**WHAT IS BEING ASKED**
Can the data below be echoed back word for word?

=== SUPPLIED RECORDS ===

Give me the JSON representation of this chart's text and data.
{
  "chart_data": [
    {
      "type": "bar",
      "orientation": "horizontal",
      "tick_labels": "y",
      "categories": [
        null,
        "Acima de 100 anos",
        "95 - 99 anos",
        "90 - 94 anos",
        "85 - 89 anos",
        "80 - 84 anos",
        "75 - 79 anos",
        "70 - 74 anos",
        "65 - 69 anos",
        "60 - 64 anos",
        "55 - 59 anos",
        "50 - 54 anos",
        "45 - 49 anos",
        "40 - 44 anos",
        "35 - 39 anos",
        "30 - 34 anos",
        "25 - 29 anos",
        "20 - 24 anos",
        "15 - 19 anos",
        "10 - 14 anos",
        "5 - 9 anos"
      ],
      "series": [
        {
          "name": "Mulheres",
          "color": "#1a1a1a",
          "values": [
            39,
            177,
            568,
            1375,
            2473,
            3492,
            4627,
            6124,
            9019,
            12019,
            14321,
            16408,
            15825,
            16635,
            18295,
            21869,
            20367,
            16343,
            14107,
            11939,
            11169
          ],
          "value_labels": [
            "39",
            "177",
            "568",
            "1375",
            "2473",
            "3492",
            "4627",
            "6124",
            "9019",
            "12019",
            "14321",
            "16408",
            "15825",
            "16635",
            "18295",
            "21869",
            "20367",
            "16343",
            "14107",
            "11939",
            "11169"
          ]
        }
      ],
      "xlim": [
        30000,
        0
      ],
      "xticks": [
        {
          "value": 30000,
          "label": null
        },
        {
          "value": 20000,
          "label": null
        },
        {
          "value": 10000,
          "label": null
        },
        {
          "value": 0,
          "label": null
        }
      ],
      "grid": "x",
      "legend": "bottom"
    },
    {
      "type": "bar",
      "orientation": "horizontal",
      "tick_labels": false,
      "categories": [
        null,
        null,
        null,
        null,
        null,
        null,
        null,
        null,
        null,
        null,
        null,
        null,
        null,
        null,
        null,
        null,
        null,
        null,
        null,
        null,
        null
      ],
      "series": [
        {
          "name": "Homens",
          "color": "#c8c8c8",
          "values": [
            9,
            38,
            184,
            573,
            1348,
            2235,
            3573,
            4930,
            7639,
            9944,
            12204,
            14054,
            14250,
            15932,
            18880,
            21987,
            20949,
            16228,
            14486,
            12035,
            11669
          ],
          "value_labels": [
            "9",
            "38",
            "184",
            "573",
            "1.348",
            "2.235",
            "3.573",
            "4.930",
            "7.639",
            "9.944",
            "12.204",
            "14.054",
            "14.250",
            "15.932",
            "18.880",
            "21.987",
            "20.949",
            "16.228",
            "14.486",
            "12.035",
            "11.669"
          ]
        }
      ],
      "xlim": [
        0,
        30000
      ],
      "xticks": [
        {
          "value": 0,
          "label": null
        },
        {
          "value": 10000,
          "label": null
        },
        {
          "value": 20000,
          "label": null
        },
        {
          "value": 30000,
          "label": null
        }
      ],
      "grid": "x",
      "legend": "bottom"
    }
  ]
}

===

**OUTPUT BELOW**
Give me the JSON representation of this chart's text and data.
{
  "chart_data": [
    {
      "type": "bar",
      "orientation": "horizontal",
      "tick_labels": "y",
      "categories": [
        null,
        "Acima de 100 anos",
        "95 - 99 anos",
        "90 - 94 anos",
        "85 - 89 anos",
        "80 - 84 anos",
        "75 - 79 anos",
        "70 - 74 anos",
        "65 - 69 anos",
        "60 - 64 anos",
        "55 - 59 anos",
        "50 - 54 anos",
        "45 - 49 anos",
        "40 - 44 anos",
        "35 - 39 anos",
        "30 - 34 anos",
        "25 - 29 anos",
        "20 - 24 anos",
        "15 - 19 anos",
        "10 - 14 anos",
        "5 - 9 anos"
      ],
      "series": [
        {
          "name": "Mulheres",
          "color": "#1a1a1a",
          "values": [
            39,
            177,
            568,
            1375,
            2473,
            3492,
            4627,
            6124,
            9019,
            12019,
            14321,
            16408,
            15825,
            16635,
            18295,
            21869,
            20367,
            16343,
            14107,
            11939,
            11169
          ],
          "value_labels": [
            "39",
            "177",
            "568",
            "1375",
            "2473",
            "3492",
            "4627",
            "6124",
            "9019",
            "12019",
            "14321",
            "16408",
            "15825",
            "16635",
            "18295",
            "21869",
            "20367",
            "16343",
            "14107",
            "11939",
            "11169"
          ]
        }
      ],
      "xlim": [
        30000,
        0
      ],
      "xticks": [
        {
          "value": 30000,
          "label": null
        },
        {
          "value": 20000,
          "label": null
        },
        {
          "value": 10000,
          "label": null
        },
        {
          "value": 0,
          "label": null
        }
      ],
      "grid": "x",
      "legend": "bottom"
    },
    {
      "type": "bar",
      "orientation": "horizontal",
      "tick_labels": false,
      "categories": [
        null,
        null,
        null,
        null,
        null,
        null,
        null,
        null,
        null,
        null,
        null,
        null,
        null,
        null,
        null,
        null,
        null,
        null,
        null,
        null,
        null
      ],
      "series": [
        {
          "name": "Homens",
          "color": "#c8c8c8",
          "values": [
            9,
            38,
            184,
            573,
            1348,
            2235,
            3573,
            4930,
            7639,
            9944,
            12204,
            14054,
            14250,
            15932,
            18880,
            21987,
            20949,
            16228,
            14486,
            12035,
            11669
          ],
          "value_labels": [
            "9",
            "38",
            "184",
            "573",
            "1.348",
            "2.235",
            "3.573",
            "4.930",
            "7.639",
            "9.944",
            "12.204",
            "14.054",
            "14.250",
            "15.932",
            "18.880",
            "21.987",
            "20.949",
            "16.228",
            "14.486",
            "12.035",
            "11.669"
          ]
        }
      ],
      "xlim": [
        0,
        30000
      ],
      "xticks": [
        {
          "value": 0,
          "label": null
        },
        {
          "value": 10000,
          "label": null
        },
        {
          "value": 20000,
          "label": null
        },
        {
          "value": 30000,
          "label": null
        }
      ],
      "grid": "x",
      "legend": "bottom"
    }
  ]
}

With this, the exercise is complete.